Work required >> Each line below should be reproduced without any alteration.

Supplied material >>
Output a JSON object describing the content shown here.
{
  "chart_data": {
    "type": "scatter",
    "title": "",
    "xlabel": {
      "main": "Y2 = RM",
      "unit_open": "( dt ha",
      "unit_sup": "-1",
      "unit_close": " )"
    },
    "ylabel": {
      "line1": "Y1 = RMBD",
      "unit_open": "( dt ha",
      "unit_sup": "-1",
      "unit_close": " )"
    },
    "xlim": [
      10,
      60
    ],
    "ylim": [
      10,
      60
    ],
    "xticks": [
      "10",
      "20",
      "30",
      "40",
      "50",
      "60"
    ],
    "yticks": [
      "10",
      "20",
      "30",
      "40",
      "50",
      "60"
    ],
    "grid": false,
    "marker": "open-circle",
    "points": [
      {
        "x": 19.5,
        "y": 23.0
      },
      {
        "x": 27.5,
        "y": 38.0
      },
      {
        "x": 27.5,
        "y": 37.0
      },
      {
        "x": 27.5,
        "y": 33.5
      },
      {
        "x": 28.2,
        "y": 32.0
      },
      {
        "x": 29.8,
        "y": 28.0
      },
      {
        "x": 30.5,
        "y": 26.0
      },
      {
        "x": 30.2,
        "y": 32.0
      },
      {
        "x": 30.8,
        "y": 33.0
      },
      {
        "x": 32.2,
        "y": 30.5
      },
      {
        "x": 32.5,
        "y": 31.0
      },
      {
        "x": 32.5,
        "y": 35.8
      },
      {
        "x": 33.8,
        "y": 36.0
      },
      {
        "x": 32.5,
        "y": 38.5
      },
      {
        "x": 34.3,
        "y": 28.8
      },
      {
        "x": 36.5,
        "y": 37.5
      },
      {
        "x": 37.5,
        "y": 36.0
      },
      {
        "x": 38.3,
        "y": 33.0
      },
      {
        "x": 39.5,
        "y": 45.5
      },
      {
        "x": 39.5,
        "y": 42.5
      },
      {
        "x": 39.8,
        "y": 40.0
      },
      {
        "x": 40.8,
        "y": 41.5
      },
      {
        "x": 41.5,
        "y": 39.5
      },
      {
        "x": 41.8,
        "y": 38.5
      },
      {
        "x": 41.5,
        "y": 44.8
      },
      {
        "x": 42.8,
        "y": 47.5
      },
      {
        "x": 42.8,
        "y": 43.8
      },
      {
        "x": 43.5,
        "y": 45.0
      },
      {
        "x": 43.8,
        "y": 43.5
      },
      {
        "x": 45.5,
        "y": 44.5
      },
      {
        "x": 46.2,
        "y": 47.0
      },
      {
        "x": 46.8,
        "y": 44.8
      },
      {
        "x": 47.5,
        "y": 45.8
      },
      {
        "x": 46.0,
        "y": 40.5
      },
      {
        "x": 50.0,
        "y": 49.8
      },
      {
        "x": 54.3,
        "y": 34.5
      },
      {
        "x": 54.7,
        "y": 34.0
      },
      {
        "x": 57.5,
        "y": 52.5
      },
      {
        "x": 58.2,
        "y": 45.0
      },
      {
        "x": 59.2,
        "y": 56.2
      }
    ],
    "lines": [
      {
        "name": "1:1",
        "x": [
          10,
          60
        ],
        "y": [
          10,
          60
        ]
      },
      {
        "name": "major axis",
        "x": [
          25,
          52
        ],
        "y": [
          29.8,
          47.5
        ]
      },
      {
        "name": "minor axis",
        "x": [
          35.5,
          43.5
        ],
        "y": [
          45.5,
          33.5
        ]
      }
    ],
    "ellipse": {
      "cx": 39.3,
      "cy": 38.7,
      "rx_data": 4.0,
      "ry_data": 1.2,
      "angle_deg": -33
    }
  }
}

Written response >>
Output a JSON object describing the content shown here.
{
  "chart_data": {
    "type": "scatter",
    "title": "",
    "xlabel": {
      "main": "Y2 = RM",
      "unit_open": "( dt ha",
      "unit_sup": "-1",
      "unit_close": " )"
    },
    "ylabel": {
      "line1": "Y1 = RMBD",
      "unit_open": "( dt ha",
      "unit_sup": "-1",
      "unit_close": " )"
    },
    "xlim": [
      10,
      60
    ],
    "ylim": [
      10,
      60
    ],
    "xticks": [
      "10",
      "20",
      "30",
      "40",
      "50",
      "60"
    ],
    "yticks": [
      "10",
      "20",
      "30",
      "40",
      "50",
      "60"
    ],
    "grid": false,
    "marker": "open-circle",
    "points": [
      {
        "x": 19.5,
        "y": 23.0
      },
      {
        "x": 27.5,
        "y": 38.0
      },
      {
        "x": 27.5,
        "y": 37.0
      },
      {
        "x": 27.5,
        "y": 33.5
      },
      {
        "x": 28.2,
        "y": 32.0
      },
      {
        "x": 29.8,
        "y": 28.0
      },
      {
        "x": 30.5,
        "y": 26.0
      },
      {
        "x": 30.2,
        "y": 32.0
      },
      {
        "x": 30.8,
        "y": 33.0
      },
      {
        "x": 32.2,
        "y": 30.5
      },
      {
        "x": 32.5,
        "y": 31.0
      },
      {
        "x": 32.5,
        "y": 35.8
      },
      {
        "x": 33.8,
        "y": 36.0
      },
      {
        "x": 32.5,
        "y": 38.5
      },
      {
        "x": 34.3,
        "y": 28.8
      },
      {
        "x": 36.5,
        "y": 37.5
      },
      {
        "x": 37.5,
        "y": 36.0
      },
      {
        "x": 38.3,
        "y": 33.0
      },
      {
        "x": 39.5,
        "y": 45.5
      },
      {
        "x": 39.5,
        "y": 42.5
      },
      {
        "x": 39.8,
        "y": 40.0
      },
      {
        "x": 40.8,
        "y": 41.5
      },
      {
        "x": 41.5,
        "y": 39.5
      },
      {
        "x": 41.8,
        "y": 38.5
      },
      {
        "x": 41.5,
        "y": 44.8
      },
      {
        "x": 42.8,
        "y": 47.5
      },
      {
        "x": 42.8,
        "y": 43.8
      },
      {
        "x": 43.5,
        "y": 45.0
      },
      {
        "x": 43.8,
        "y": 43.5
      },
      {
        "x": 45.5,
        "y": 44.5
      },
      {
        "x": 46.2,
        "y": 47.0
      },
      {
        "x": 46.8,
        "y": 44.8
      },
      {
        "x": 47.5,
        "y": 45.8
      },
      {
        "x": 46.0,
        "y": 40.5
      },
      {
        "x": 50.0,
        "y": 49.8
      },
      {
        "x": 54.3,
        "y": 34.5
      },
      {
        "x": 54.7,
        "y": 34.0
      },
      {
        "x": 57.5,
        "y": 52.5
      },
      {
        "x": 58.2,
        "y": 45.0
      },
      {
        "x": 59.2,
        "y": 56.2
      }
    ],
    "lines": [
      {
        "name": "1:1",
        "x": [
          10,
          60
        ],
        "y": [
          10,
          60
        ]
      },
      {
        "name": "major axis",
        "x": [
          25,
          52
        ],
        "y": [
          29.8,
          47.5
        ]
      },
      {
        "name": "minor axis",
        "x": [
          35.5,
          43.5
        ],
        "y": [
          45.5,
          33.5
        ]
      }
    ],
    "ellipse": {
      "cx": 39.3,
      "cy": 38.7,
      "rx_data": 4.0,
      "ry_data": 1.2,
      "angle_deg": -33
    }
  }
}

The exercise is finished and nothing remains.